Exercise —
Copy all the material below, exactly as it stands.

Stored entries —
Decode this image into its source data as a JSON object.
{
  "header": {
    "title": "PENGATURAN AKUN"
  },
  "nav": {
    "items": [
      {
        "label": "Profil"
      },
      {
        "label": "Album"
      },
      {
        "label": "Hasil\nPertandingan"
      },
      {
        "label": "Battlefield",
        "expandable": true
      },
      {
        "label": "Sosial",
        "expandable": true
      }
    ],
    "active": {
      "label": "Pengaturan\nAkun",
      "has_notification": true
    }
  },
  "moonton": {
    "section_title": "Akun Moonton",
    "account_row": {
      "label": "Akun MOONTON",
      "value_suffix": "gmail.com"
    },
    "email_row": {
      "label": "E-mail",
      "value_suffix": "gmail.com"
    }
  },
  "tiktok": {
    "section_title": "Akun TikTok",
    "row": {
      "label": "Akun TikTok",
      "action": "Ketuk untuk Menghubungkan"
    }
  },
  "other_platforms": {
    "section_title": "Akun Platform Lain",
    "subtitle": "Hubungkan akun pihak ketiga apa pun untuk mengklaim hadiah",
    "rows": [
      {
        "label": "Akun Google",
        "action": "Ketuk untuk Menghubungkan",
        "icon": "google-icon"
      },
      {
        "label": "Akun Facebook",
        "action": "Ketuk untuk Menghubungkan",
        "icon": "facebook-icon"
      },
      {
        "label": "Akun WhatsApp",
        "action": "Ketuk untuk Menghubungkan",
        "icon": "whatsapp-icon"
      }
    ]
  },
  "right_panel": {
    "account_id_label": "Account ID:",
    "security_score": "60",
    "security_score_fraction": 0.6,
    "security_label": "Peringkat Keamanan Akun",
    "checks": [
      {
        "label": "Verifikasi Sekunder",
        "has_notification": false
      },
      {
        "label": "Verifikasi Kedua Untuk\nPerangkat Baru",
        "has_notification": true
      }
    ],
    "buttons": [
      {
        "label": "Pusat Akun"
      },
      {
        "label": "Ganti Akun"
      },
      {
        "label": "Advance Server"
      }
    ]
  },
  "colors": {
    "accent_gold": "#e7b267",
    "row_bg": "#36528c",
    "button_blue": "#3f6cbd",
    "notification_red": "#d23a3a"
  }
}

Response —
Decode this image into its source data as a JSON object.
{
  "header": {
    "title": "PENGATURAN AKUN"
  },
  "nav": {
    "items": [
      {
        "label": "Profil"
      },
      {
        "label": "Album"
      },
      {
        "label": "Hasil\nPertandingan"
      },
      {
        "label": "Battlefield",
        "expandable": true
      },
      {
        "label": "Sosial",
        "expandable": true
      }
    ],
    "active": {
      "label": "Pengaturan\nAkun",
      "has_notification": true
    }
  },
  "moonton": {
    "section_title": "Akun Moonton",
    "account_row": {
      "label": "Akun MOONTON",
      "value_suffix": "gmail.com"
    },
    "email_row": {
      "label": "E-mail",
      "value_suffix": "gmail.com"
    }
  },
  "tiktok": {
    "section_title": "Akun TikTok",
    "row": {
      "label": "Akun TikTok",
      "action": "Ketuk untuk Menghubungkan"
    }
  },
  "other_platforms": {
    "section_title": "Akun Platform Lain",
    "subtitle": "Hubungkan akun pihak ketiga apa pun untuk mengklaim hadiah",
    "rows": [
      {
        "label": "Akun Google",
        "action": "Ketuk untuk Menghubungkan",
        "icon": "google-icon"
      },
      {
        "label": "Akun Facebook",
        "action": "Ketuk untuk Menghubungkan",
        "icon": "facebook-icon"
      },
      {
        "label": "Akun WhatsApp",
        "action": "Ketuk untuk Menghubungkan",
        "icon": "whatsapp-icon"
      }
    ]
  },
  "right_panel": {
    "account_id_label": "Account ID:",
    "security_score": "60",
    "security_score_fraction": 0.6,
    "security_label": "Peringkat Keamanan Akun",
    "checks": [
      {
        "label": "Verifikasi Sekunder",
        "has_notification": false
      },
      {
        "label": "Verifikasi Kedua Untuk\nPerangkat Baru",
        "has_notification": true
      }
    ],
    "buttons": [
      {
        "label": "Pusat Akun"
      },
      {
        "label": "Ganti Akun"
      },
      {
        "label": "Advance Server"
      }
    ]
  },
  "colors": {
    "accent_gold": "#e7b267",
    "row_bg": "#36528c",
    "button_blue": "#3f6cbd",
    "notification_red": "#d23a3a"
  }
}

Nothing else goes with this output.